• What is being asked:
Output every line exactly as written. Leave out pictures.

[Data records]
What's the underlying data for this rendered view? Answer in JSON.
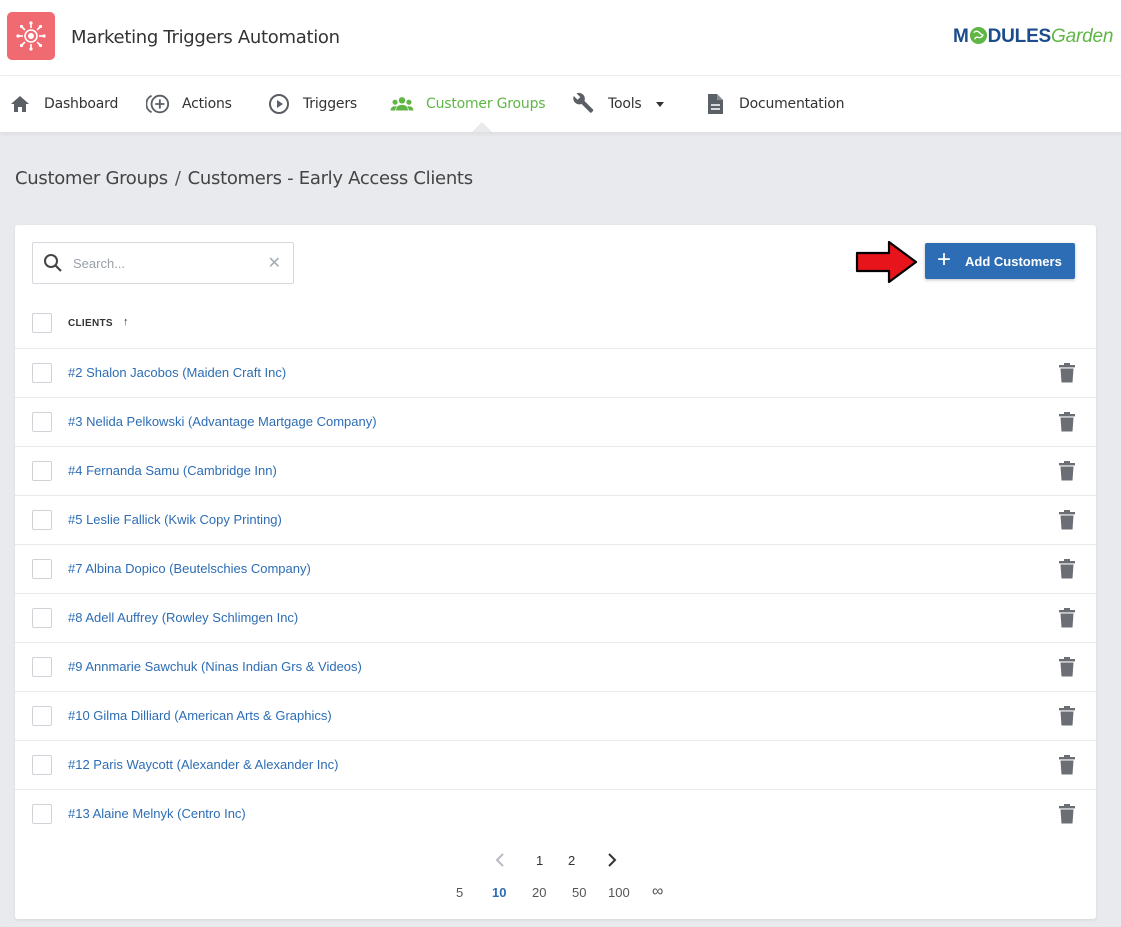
{
  "header": {
    "app_title": "Marketing Triggers Automation",
    "brand": {
      "part1": "M",
      "part2": "DULES",
      "part3": "Garden"
    },
    "colors": {
      "logo_bg": "#f06a72",
      "brand_blue": "#1b4d8c",
      "brand_green": "#5fb645"
    }
  },
  "nav": {
    "items": [
      {
        "label": "Dashboard",
        "icon": "home-icon"
      },
      {
        "label": "Actions",
        "icon": "add-circle-icon"
      },
      {
        "label": "Triggers",
        "icon": "play-circle-icon"
      },
      {
        "label": "Customer Groups",
        "icon": "group-icon",
        "active": true
      },
      {
        "label": "Tools",
        "icon": "wrench-icon",
        "dropdown": true
      },
      {
        "label": "Documentation",
        "icon": "document-icon"
      }
    ]
  },
  "breadcrumb": {
    "parent": "Customer Groups",
    "separator": "/",
    "current": "Customers - Early Access Clients"
  },
  "toolbar": {
    "search_placeholder": "Search...",
    "add_button_label": "Add Customers",
    "accent": "#2d6db5"
  },
  "table": {
    "column_header": "CLIENTS",
    "sort_indicator": "↑",
    "rows": [
      "#2 Shalon Jacobos (Maiden Craft Inc)",
      "#3 Nelida Pelkowski (Advantage Martgage Company)",
      "#4 Fernanda Samu (Cambridge Inn)",
      "#5 Leslie Fallick (Kwik Copy Printing)",
      "#7 Albina Dopico (Beutelschies Company)",
      "#8 Adell Auffrey (Rowley Schlimgen Inc)",
      "#9 Annmarie Sawchuk (Ninas Indian Grs & Videos)",
      "#10 Gilma Dilliard (American Arts & Graphics)",
      "#12 Paris Waycott (Alexander & Alexander Inc)",
      "#13 Alaine Melnyk (Centro Inc)"
    ]
  },
  "pagination": {
    "pages": [
      "1",
      "2"
    ],
    "current_page": "1",
    "page_sizes": [
      "5",
      "10",
      "20",
      "50",
      "100",
      "∞"
    ],
    "current_size": "10"
  }
}
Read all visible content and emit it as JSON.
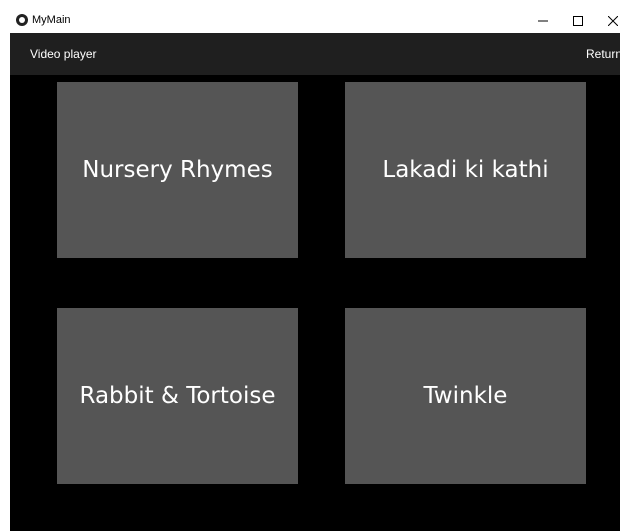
{
  "window": {
    "title": "MyMain",
    "icon": "app-logo-icon"
  },
  "toolbar": {
    "title": "Video player",
    "return_label": "Return"
  },
  "tiles": [
    {
      "label": "Nursery Rhymes"
    },
    {
      "label": "Lakadi ki kathi"
    },
    {
      "label": "Rabbit & Tortoise"
    },
    {
      "label": "Twinkle"
    }
  ],
  "colors": {
    "background": "#000000",
    "toolbar": "#1f1f1f",
    "tile": "#555555",
    "text": "#ffffff"
  }
}
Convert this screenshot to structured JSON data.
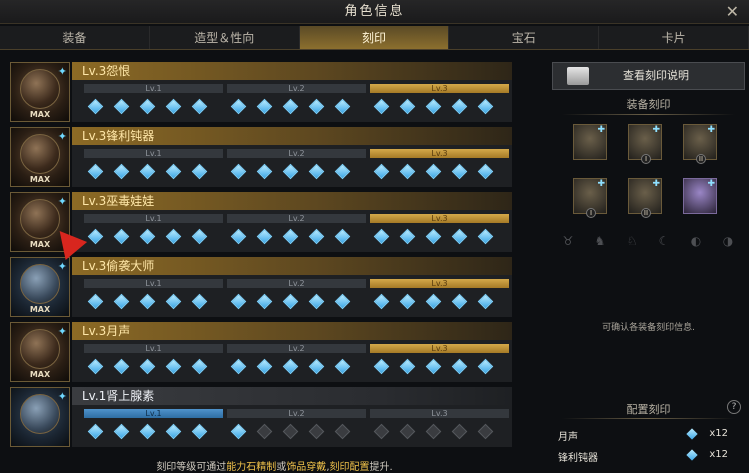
{
  "window": {
    "title": "角色信息",
    "close": "✕"
  },
  "tabs": [
    "装备",
    "造型＆性向",
    "刻印",
    "宝石",
    "卡片"
  ],
  "active_tab": 2,
  "level_labels": [
    "Lv.1",
    "Lv.2",
    "Lv.3"
  ],
  "engravings": [
    {
      "name": "Lv.3怨恨",
      "level": 3,
      "max": "MAX",
      "filled": 15
    },
    {
      "name": "Lv.3锋利钝器",
      "level": 3,
      "max": "MAX",
      "filled": 15
    },
    {
      "name": "Lv.3巫毒娃娃",
      "level": 3,
      "max": "MAX",
      "filled": 15
    },
    {
      "name": "Lv.3偷袭大师",
      "level": 3,
      "max": "MAX",
      "filled": 15
    },
    {
      "name": "Lv.3月声",
      "level": 3,
      "max": "MAX",
      "filled": 15
    },
    {
      "name": "Lv.1肾上腺素",
      "level": 1,
      "max": "",
      "filled": 6
    }
  ],
  "right": {
    "explain_button": "查看刻印说明",
    "equip_title": "装备刻印",
    "equip_numerals": [
      "",
      "I",
      "II",
      "I",
      "II",
      ""
    ],
    "slot_glyphs": [
      "♉",
      "♞",
      "♘",
      "☾",
      "◐",
      "◑"
    ],
    "info_text": "可确认各装备刻印信息.",
    "config_title": "配置刻印",
    "help": "?",
    "config": [
      {
        "name": "月声",
        "value": "x12"
      },
      {
        "name": "锋利钝器",
        "value": "x12"
      }
    ]
  },
  "footer": {
    "prefix": "刻印等级可通过",
    "hl1": "能力石精制",
    "mid1": "或",
    "hl2": "饰品穿戴",
    "mid2": ",",
    "hl3": "刻印配置",
    "suffix": "提升."
  },
  "colors": {
    "gold": "#d4a94a",
    "blue_seg": "#4f93cc",
    "gem": "#3ea8e8",
    "flag": "#d8261e"
  }
}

• In response:
What's the underlying data for this rendered view? Answer in JSON.
{
  "header": {
    "app_title": "Marketing Triggers Automation",
    "brand": {
      "part1": "M",
      "part2": "DULES",
      "part3": "Garden"
    },
    "colors": {
      "logo_bg": "#f06a72",
      "brand_blue": "#1b4d8c",
      "brand_green": "#5fb645"
    }
  },
  "nav": {
    "items": [
      {
        "label": "Dashboard",
        "icon": "home-icon"
      },
      {
        "label": "Actions",
        "icon": "add-circle-icon"
      },
      {
        "label": "Triggers",
        "icon": "play-circle-icon"
      },
      {
        "label": "Customer Groups",
        "icon": "group-icon",
        "active": true
      },
      {
        "label": "Tools",
        "icon": "wrench-icon",
        "dropdown": true
      },
      {
        "label": "Documentation",
        "icon": "document-icon"
      }
    ]
  },
  "breadcrumb": {
    "parent": "Customer Groups",
    "separator": "/",
    "current": "Customers - Early Access Clients"
  },
  "toolbar": {
    "search_placeholder": "Search...",
    "add_button_label": "Add Customers",
    "accent": "#2d6db5"
  },
  "table": {
    "column_header": "CLIENTS",
    "sort_indicator": "↑",
    "rows": [
      "#2 Shalon Jacobos (Maiden Craft Inc)",
      "#3 Nelida Pelkowski (Advantage Martgage Company)",
      "#4 Fernanda Samu (Cambridge Inn)",
      "#5 Leslie Fallick (Kwik Copy Printing)",
      "#7 Albina Dopico (Beutelschies Company)",
      "#8 Adell Auffrey (Rowley Schlimgen Inc)",
      "#9 Annmarie Sawchuk (Ninas Indian Grs & Videos)",
      "#10 Gilma Dilliard (American Arts & Graphics)",
      "#12 Paris Waycott (Alexander & Alexander Inc)",
      "#13 Alaine Melnyk (Centro Inc)"
    ]
  },
  "pagination": {
    "pages": [
      "1",
      "2"
    ],
    "current_page": "1",
    "page_sizes": [
      "5",
      "10",
      "20",
      "50",
      "100",
      "∞"
    ],
    "current_size": "10"
  }
}
Read all visible content and emit it as JSON.
{
  "window": {
    "title": "MyMain",
    "icon": "app-logo-icon"
  },
  "toolbar": {
    "title": "Video player",
    "return_label": "Return"
  },
  "tiles": [
    {
      "label": "Nursery Rhymes"
    },
    {
      "label": "Lakadi ki kathi"
    },
    {
      "label": "Rabbit & Tortoise"
    },
    {
      "label": "Twinkle"
    }
  ],
  "colors": {
    "background": "#000000",
    "toolbar": "#1f1f1f",
    "tile": "#555555",
    "text": "#ffffff"
  }
}
Convert this screenshot to structured JSON data.
{
  "window": {
    "title": "角色信息",
    "close": "✕"
  },
  "tabs": [
    "装备",
    "造型＆性向",
    "刻印",
    "宝石",
    "卡片"
  ],
  "active_tab": 2,
  "level_labels": [
    "Lv.1",
    "Lv.2",
    "Lv.3"
  ],
  "engravings": [
    {
      "name": "Lv.3怨恨",
      "level": 3,
      "max": "MAX",
      "filled": 15
    },
    {
      "name": "Lv.3锋利钝器",
      "level": 3,
      "max": "MAX",
      "filled": 15
    },
    {
      "name": "Lv.3巫毒娃娃",
      "level": 3,
      "max": "MAX",
      "filled": 15
    },
    {
      "name": "Lv.3偷袭大师",
      "level": 3,
      "max": "MAX",
      "filled": 15
    },
    {
      "name": "Lv.3月声",
      "level": 3,
      "max": "MAX",
      "filled": 15
    },
    {
      "name": "Lv.1肾上腺素",
      "level": 1,
      "max": "",
      "filled": 6
    }
  ],
  "right": {
    "explain_button": "查看刻印说明",
    "equip_title": "装备刻印",
    "equip_numerals": [
      "",
      "I",
      "II",
      "I",
      "II",
      ""
    ],
    "slot_glyphs": [
      "♉",
      "♞",
      "♘",
      "☾",
      "◐",
      "◑"
    ],
    "info_text": "可确认各装备刻印信息.",
    "config_title": "配置刻印",
    "help": "?",
    "config": [
      {
        "name": "月声",
        "value": "x12"
      },
      {
        "name": "锋利钝器",
        "value": "x12"
      }
    ]
  },
  "footer": {
    "prefix": "刻印等级可通过",
    "hl1": "能力石精制",
    "mid1": "或",
    "hl2": "饰品穿戴",
    "mid2": ",",
    "hl3": "刻印配置",
    "suffix": "提升."
  },
  "colors": {
    "gold": "#d4a94a",
    "blue_seg": "#4f93cc",
    "gem": "#3ea8e8",
    "flag": "#d8261e"
  }
}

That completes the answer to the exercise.